SET TASKS
• a. In the forum thread about diesel engines, roughly how much did the Diesel engine option cost in 1996?
• b. Continue the forum thread about diesel engines from its last post.

SELECTED EXCERPT
++++

Well, our plan is an import broker to be used to bring in the container with those half cuts, I'm not sure of the loop holes, just speaking of the "hearsay" others been talking about.

Overall, these diesel engines are awesome, and reliability is there for lots of miles... they been known to be called "million km" engines, as long as all the regular maintenance is done on time.

I would love to see a smaller Toyo diesel up in the Cascades on my cat, running on veggie oil... - that would be something...


----------



## JimVT

I bought a 80  scout with a  6 cylinder nisson turbo diesel and it was good to me. some forlifts used the same engine.


----------



## Nikson

JimVT said:


> I bought a 80  scout with a  6 cylinder nisson turbo diesel and it was good to me. some forlifts used the same engine.



Yes, at this point seems that "conversion" world had found that there are few other options out there, anything off forklift & breadtrucks to engines that were used on generators.

I guess time will show - seems like US might slowly take its right steps get more diesel options with the SUVs & vehicles...


----------



## Blackfoot Tucker

Nikson said:


> I guess time will show - seems like US might slowly take its right steps get more diesel options with the SUVs & vehicles...



I think they may make sense in some vehicles, and some applications, but in others...not so much.

I've had two Diesel pickups (both are Fords). The first was a 1996 and the second a 2002 (which I still have).  IIRC the Diesel engine option back in '96 was around $2,800.00. In 2002 is was around $4,000.00. Diesel fuel back then almost always sold at a discount to regular gasoline.

++++

[Image layout annotations]

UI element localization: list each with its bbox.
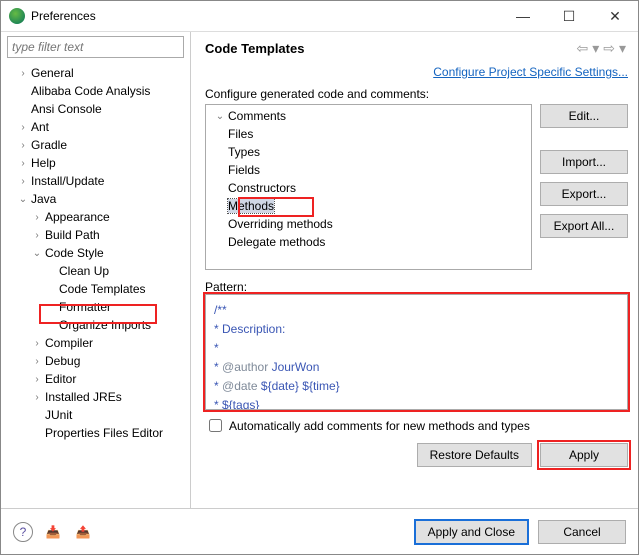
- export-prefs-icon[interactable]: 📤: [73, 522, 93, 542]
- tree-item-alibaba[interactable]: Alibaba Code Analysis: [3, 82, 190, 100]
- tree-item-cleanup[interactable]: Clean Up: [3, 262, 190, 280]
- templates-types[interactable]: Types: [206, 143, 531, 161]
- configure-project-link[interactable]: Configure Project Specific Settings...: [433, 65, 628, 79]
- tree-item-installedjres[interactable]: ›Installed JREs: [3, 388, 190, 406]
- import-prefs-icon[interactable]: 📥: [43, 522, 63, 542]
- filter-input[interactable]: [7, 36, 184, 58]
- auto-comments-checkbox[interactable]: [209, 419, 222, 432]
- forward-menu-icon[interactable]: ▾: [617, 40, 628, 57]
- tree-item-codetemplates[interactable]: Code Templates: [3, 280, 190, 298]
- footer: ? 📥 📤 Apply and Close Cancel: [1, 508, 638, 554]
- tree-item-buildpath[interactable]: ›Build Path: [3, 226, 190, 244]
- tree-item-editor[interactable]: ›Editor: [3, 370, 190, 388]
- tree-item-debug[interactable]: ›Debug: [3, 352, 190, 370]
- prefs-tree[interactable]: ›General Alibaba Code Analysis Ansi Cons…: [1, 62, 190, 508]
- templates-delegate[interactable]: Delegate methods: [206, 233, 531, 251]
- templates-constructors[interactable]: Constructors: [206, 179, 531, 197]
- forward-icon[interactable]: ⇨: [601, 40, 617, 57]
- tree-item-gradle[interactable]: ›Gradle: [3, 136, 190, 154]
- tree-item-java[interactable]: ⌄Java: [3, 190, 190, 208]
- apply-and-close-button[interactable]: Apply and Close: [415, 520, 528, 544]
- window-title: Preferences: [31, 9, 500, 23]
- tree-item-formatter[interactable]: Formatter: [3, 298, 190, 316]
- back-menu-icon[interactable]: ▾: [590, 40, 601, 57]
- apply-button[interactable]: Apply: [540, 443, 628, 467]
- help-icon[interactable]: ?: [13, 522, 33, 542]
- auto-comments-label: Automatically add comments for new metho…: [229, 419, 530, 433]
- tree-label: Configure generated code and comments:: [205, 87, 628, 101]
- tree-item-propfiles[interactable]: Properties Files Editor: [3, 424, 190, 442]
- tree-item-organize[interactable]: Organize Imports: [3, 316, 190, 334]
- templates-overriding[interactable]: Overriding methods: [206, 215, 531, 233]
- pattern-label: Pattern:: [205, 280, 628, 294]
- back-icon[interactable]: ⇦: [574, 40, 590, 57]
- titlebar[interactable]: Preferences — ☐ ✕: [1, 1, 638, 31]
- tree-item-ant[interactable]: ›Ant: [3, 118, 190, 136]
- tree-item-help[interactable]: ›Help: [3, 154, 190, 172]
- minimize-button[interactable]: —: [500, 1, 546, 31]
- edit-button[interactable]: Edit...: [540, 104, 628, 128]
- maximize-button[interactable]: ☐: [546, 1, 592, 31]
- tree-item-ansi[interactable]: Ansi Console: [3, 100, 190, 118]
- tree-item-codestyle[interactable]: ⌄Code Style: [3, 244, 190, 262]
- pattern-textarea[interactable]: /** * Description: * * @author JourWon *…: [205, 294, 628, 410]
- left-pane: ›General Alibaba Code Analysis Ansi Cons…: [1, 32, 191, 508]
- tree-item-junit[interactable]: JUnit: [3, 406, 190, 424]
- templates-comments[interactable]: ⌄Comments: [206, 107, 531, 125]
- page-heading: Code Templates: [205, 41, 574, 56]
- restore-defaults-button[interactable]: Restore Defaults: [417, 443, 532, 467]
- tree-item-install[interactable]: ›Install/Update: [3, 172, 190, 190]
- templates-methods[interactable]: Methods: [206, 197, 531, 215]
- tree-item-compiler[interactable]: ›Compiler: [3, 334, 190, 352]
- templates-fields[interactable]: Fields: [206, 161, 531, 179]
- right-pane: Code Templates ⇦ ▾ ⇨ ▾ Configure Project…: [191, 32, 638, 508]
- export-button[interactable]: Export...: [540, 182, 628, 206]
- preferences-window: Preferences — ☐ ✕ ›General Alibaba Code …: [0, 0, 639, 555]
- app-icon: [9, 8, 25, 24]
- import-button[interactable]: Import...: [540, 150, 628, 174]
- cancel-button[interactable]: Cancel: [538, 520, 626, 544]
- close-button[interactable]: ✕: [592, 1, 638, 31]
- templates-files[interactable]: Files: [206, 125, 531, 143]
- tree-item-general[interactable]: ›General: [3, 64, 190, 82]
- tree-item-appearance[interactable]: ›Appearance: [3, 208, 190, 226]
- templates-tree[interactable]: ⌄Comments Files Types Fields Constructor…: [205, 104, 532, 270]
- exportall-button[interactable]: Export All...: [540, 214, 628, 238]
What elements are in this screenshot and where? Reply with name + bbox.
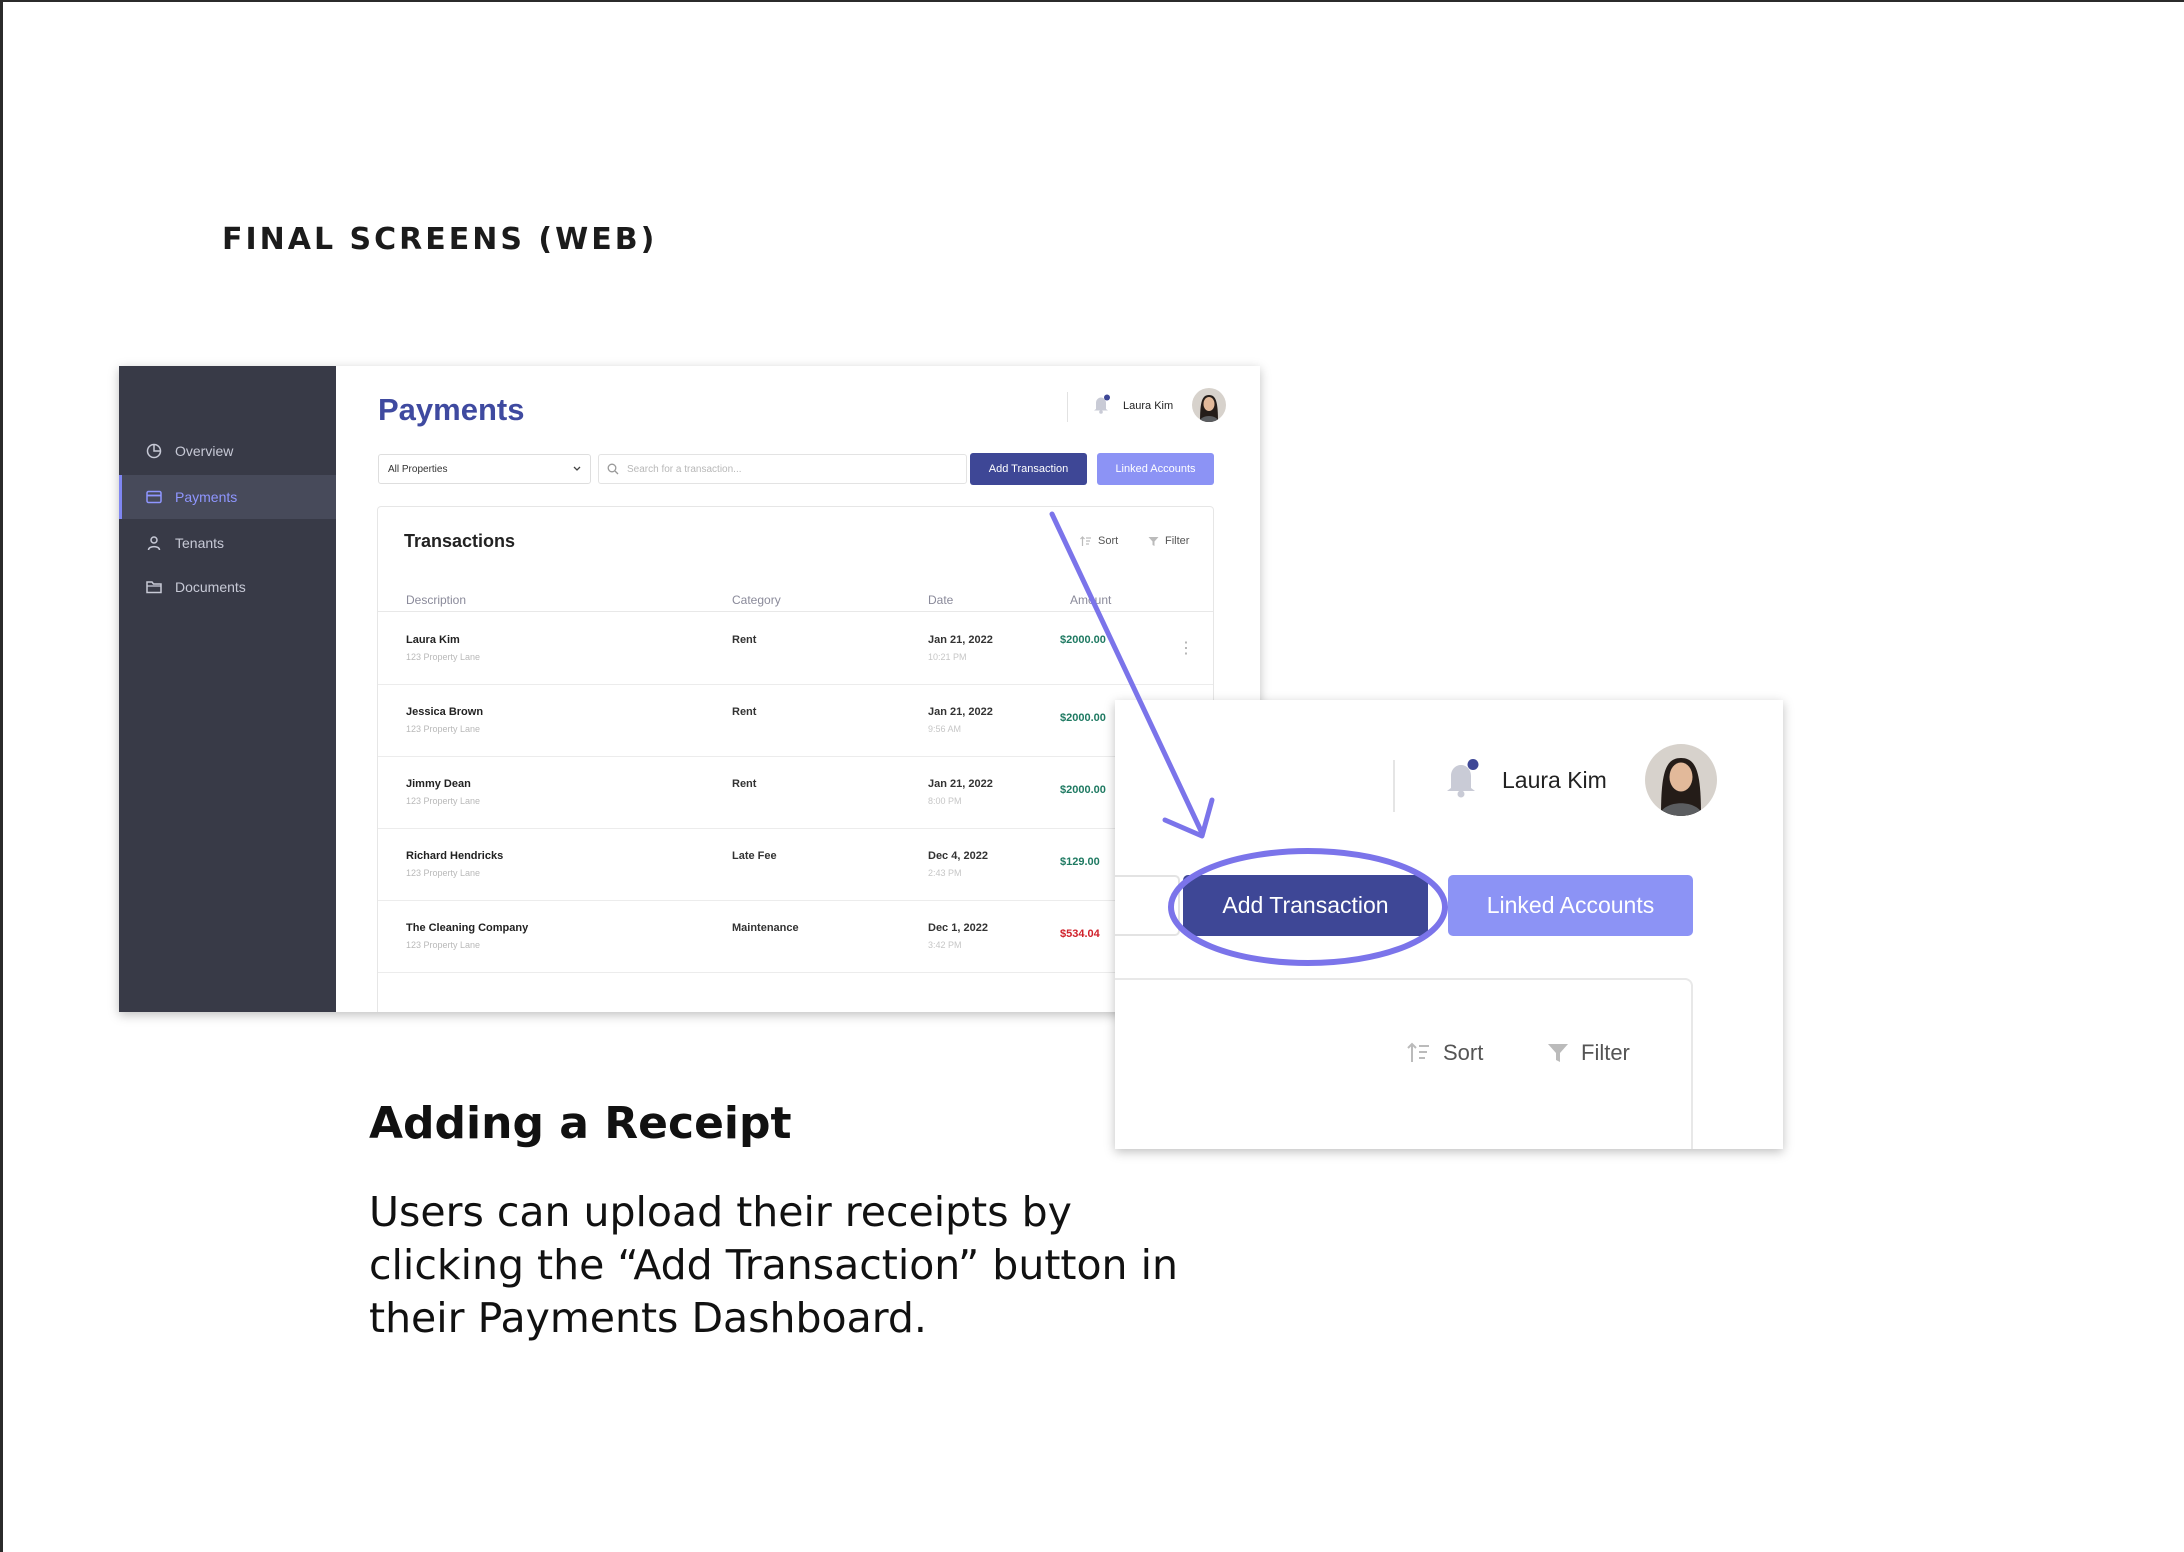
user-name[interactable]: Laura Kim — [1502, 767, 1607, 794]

++++

ANSWERS
• a. Around $2,800.00.

• b.
In the mid 2000's the EPA mandated a change to Diesel fuel reducing the amount of sulfur. They subsequently mandated a change to Diesel engine particulate emissions. Caterpillar, a company whose Diesel engines enjoyed a phenomenal reputation, decided to get out of the over-the-road truck Diesel engine business because of the emissions issues.

Today the Diesel option on a new Ford is $8,000.00 and Diesel fuel (in Utah anyway) sells for more than premium gasoline.

The engines have become extremely complex and I shudder to think of the out-of-warranty repair cost on one of the new Diesels. They certainly have some advantages, but when you weigh the cost-benefit analysis I don't see them penciling out to be worth it. My$.02...


----------



## Nikson

Blackfoot Tucker said:


> I think they may make sense in some vehicles, and some applications, but in others...not so much.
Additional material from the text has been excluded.